The exercise => Return every line of the material below without changing a character, and leave the pictures out.

Element box annotations =>
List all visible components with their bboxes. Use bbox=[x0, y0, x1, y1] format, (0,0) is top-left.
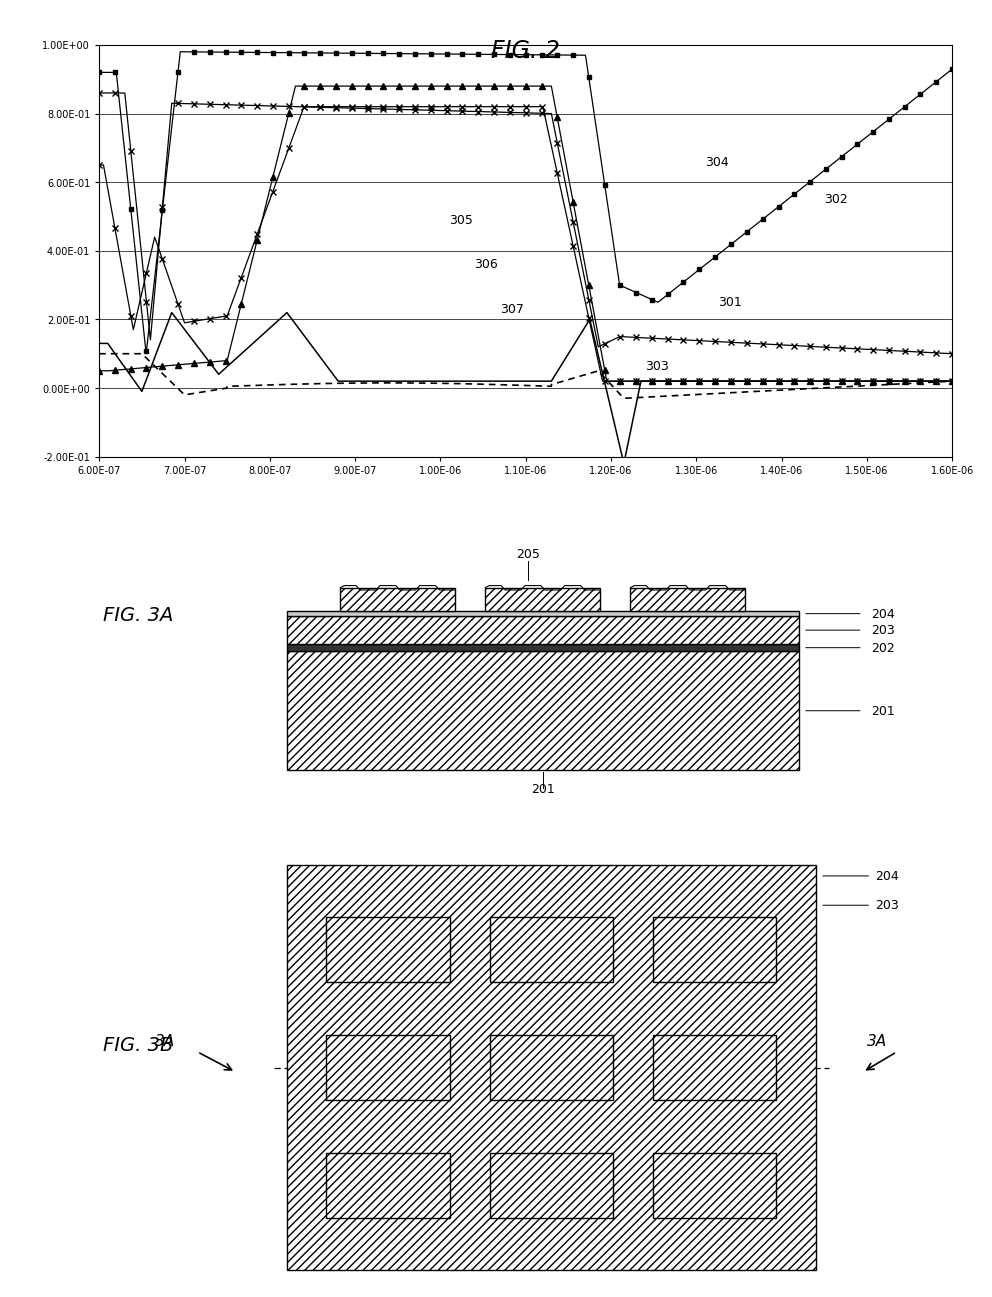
Text: 303: 303 bbox=[645, 359, 669, 372]
Bar bbox=[489, 1153, 613, 1218]
Bar bbox=[287, 651, 799, 770]
Text: FIG. 2: FIG. 2 bbox=[491, 39, 560, 62]
Bar bbox=[653, 1153, 777, 1218]
Bar bbox=[326, 1035, 450, 1100]
Text: 205: 205 bbox=[516, 549, 540, 562]
Text: 202: 202 bbox=[871, 642, 895, 655]
Text: 204: 204 bbox=[876, 869, 900, 882]
Bar bbox=[489, 917, 613, 983]
Bar bbox=[340, 588, 455, 612]
Bar bbox=[287, 616, 799, 645]
Text: 301: 301 bbox=[717, 296, 741, 309]
Text: 305: 305 bbox=[449, 214, 473, 227]
Bar bbox=[326, 1153, 450, 1218]
Bar bbox=[653, 1035, 777, 1100]
Text: 204: 204 bbox=[871, 607, 895, 620]
Bar bbox=[485, 588, 600, 612]
Bar bbox=[326, 917, 450, 983]
Bar bbox=[287, 612, 799, 616]
Text: 3A: 3A bbox=[867, 1034, 887, 1048]
Text: 302: 302 bbox=[824, 193, 848, 206]
Text: 203: 203 bbox=[876, 899, 900, 912]
Bar bbox=[287, 865, 815, 1271]
Text: 201: 201 bbox=[531, 782, 555, 795]
Text: 304: 304 bbox=[705, 156, 729, 169]
Text: FIG. 3A: FIG. 3A bbox=[103, 606, 174, 625]
Bar bbox=[630, 588, 745, 612]
Bar bbox=[653, 917, 777, 983]
Bar bbox=[489, 1035, 613, 1100]
Text: FIG. 3B: FIG. 3B bbox=[103, 1035, 174, 1054]
Text: 307: 307 bbox=[500, 303, 524, 316]
Text: 203: 203 bbox=[871, 624, 895, 637]
Text: 201: 201 bbox=[871, 704, 895, 717]
Bar bbox=[287, 645, 799, 651]
Text: 3A: 3A bbox=[155, 1034, 175, 1048]
Text: 306: 306 bbox=[474, 258, 498, 271]
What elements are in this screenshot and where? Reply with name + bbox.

Exercise output =>
List all visible components with their bboxes. Use bbox=[x0, y0, x1, y1] format, (0,0) is top-left.
Text: 303: 303 bbox=[645, 359, 669, 372]
Bar bbox=[489, 1153, 613, 1218]
Bar bbox=[287, 651, 799, 770]
Text: FIG. 2: FIG. 2 bbox=[491, 39, 560, 62]
Bar bbox=[653, 1153, 777, 1218]
Bar bbox=[326, 1035, 450, 1100]
Text: 205: 205 bbox=[516, 549, 540, 562]
Text: 202: 202 bbox=[871, 642, 895, 655]
Text: 204: 204 bbox=[876, 869, 900, 882]
Bar bbox=[489, 917, 613, 983]
Bar bbox=[340, 588, 455, 612]
Bar bbox=[287, 616, 799, 645]
Text: 301: 301 bbox=[717, 296, 741, 309]
Text: 305: 305 bbox=[449, 214, 473, 227]
Bar bbox=[326, 1153, 450, 1218]
Bar bbox=[653, 1035, 777, 1100]
Text: 204: 204 bbox=[871, 607, 895, 620]
Bar bbox=[485, 588, 600, 612]
Bar bbox=[326, 917, 450, 983]
Bar bbox=[287, 612, 799, 616]
Text: 3A: 3A bbox=[867, 1034, 887, 1048]
Text: 302: 302 bbox=[824, 193, 848, 206]
Text: 203: 203 bbox=[876, 899, 900, 912]
Bar bbox=[287, 865, 815, 1271]
Text: 201: 201 bbox=[531, 782, 555, 795]
Text: 304: 304 bbox=[705, 156, 729, 169]
Text: FIG. 3A: FIG. 3A bbox=[103, 606, 174, 625]
Bar bbox=[630, 588, 745, 612]
Bar bbox=[653, 917, 777, 983]
Bar bbox=[489, 1035, 613, 1100]
Text: FIG. 3B: FIG. 3B bbox=[103, 1035, 174, 1054]
Text: 307: 307 bbox=[500, 303, 524, 316]
Text: 203: 203 bbox=[871, 624, 895, 637]
Text: 201: 201 bbox=[871, 704, 895, 717]
Bar bbox=[287, 645, 799, 651]
Text: 3A: 3A bbox=[155, 1034, 175, 1048]
Text: 306: 306 bbox=[474, 258, 498, 271]
What elements are in this screenshot and where? Reply with name + bbox.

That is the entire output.